**Work to complete**
From the records below, pull each line that has "label".

**Material provided**
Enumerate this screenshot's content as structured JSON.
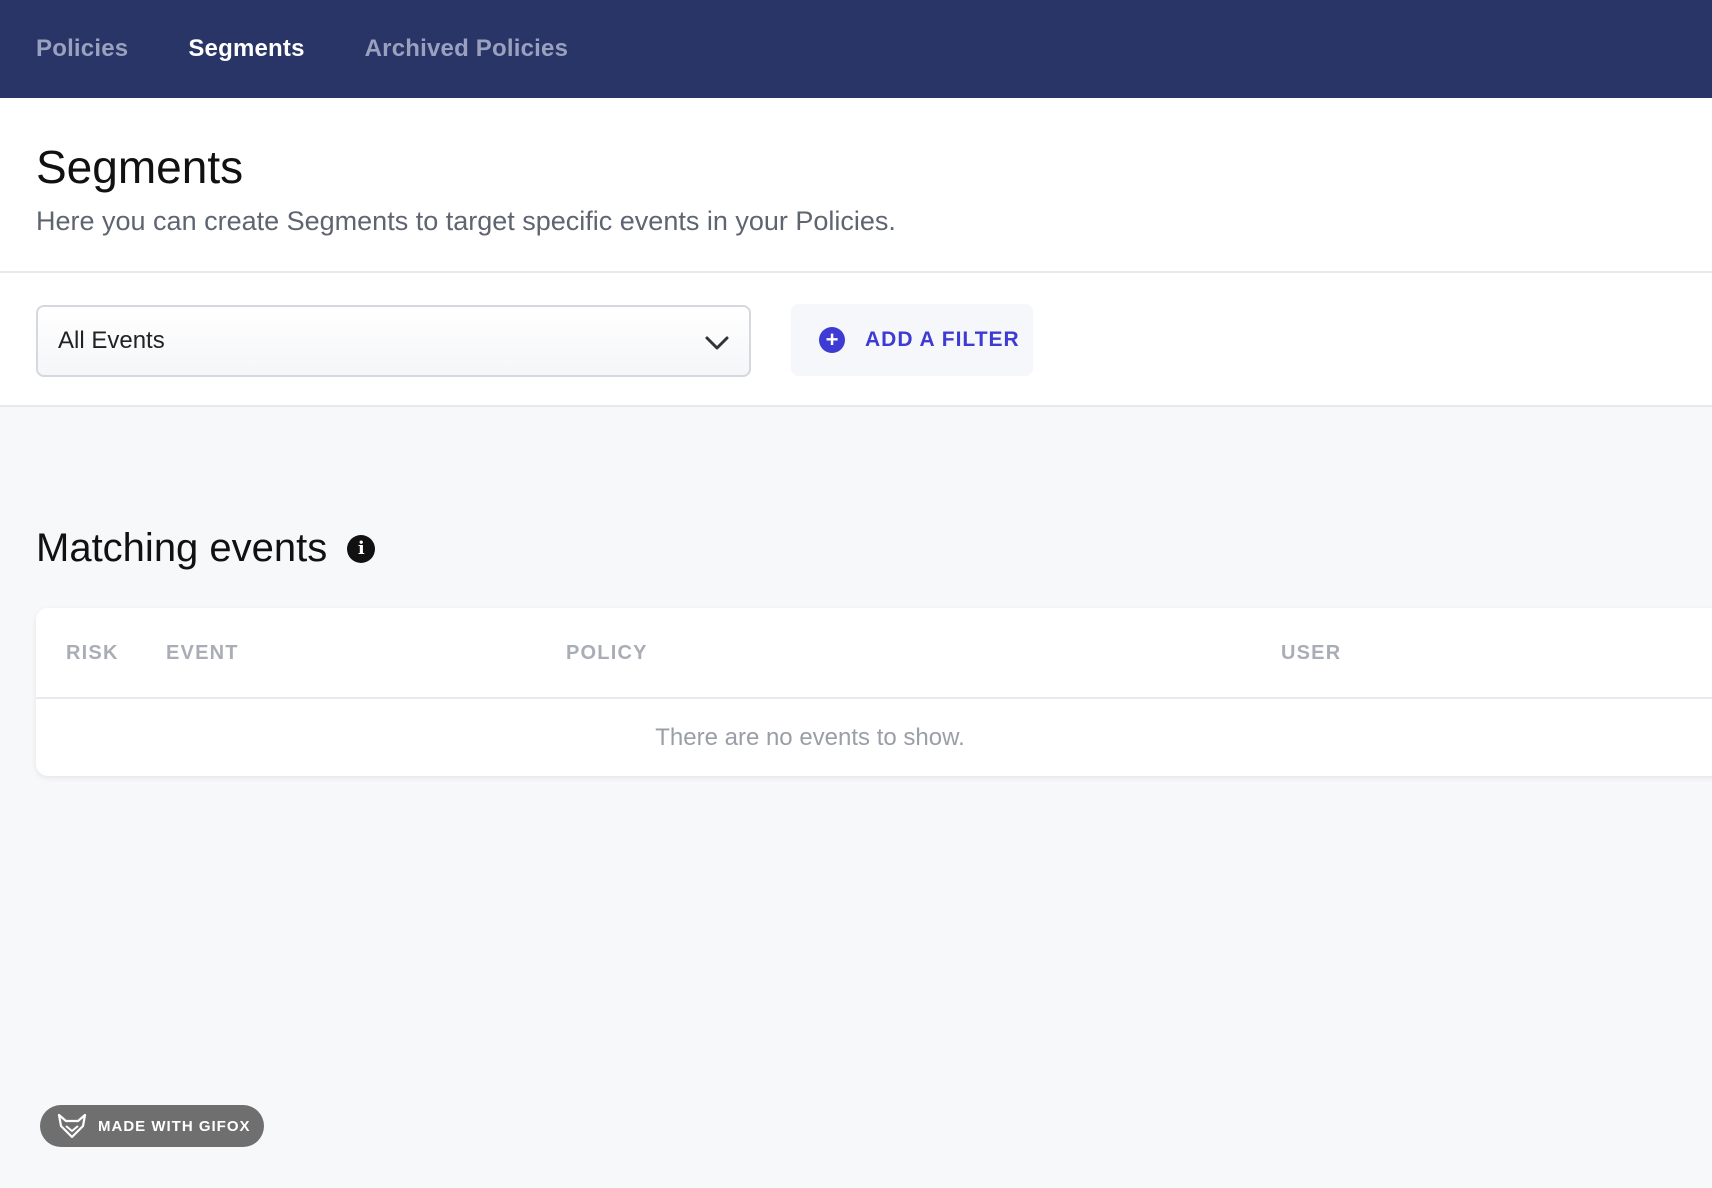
{
  "nav": {
    "tabs": [
      {
        "label": "Policies",
        "active": false
      },
      {
        "label": "Segments",
        "active": true
      },
      {
        "label": "Archived Policies",
        "active": false
      }
    ]
  },
  "header": {
    "title": "Segments",
    "subtitle": "Here you can create Segments to target specific events in your Policies."
  },
  "filters": {
    "event_select": {
      "value": "All Events",
      "icon": "chevron-down-icon"
    },
    "add_filter": {
      "label": "ADD A FILTER",
      "icon": "plus-circle-icon"
    }
  },
  "matching": {
    "title": "Matching events",
    "info_icon": "info-icon",
    "table": {
      "columns": [
        "RISK",
        "EVENT",
        "POLICY",
        "USER"
      ],
      "rows": [],
      "empty_message": "There are no events to show."
    }
  },
  "badge": {
    "label": "MADE WITH GIFOX",
    "icon": "fox-icon"
  },
  "colors": {
    "nav_bg": "#283566",
    "accent": "#3d3bd3",
    "page_bg": "#f7f8fa"
  }
}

**Result of this exercise**
        "label": "Policies",
        "label": "Segments",
        "label": "Archived Policies",
      "label": "ADD A FILTER",
    "label": "MADE WITH GIFOX",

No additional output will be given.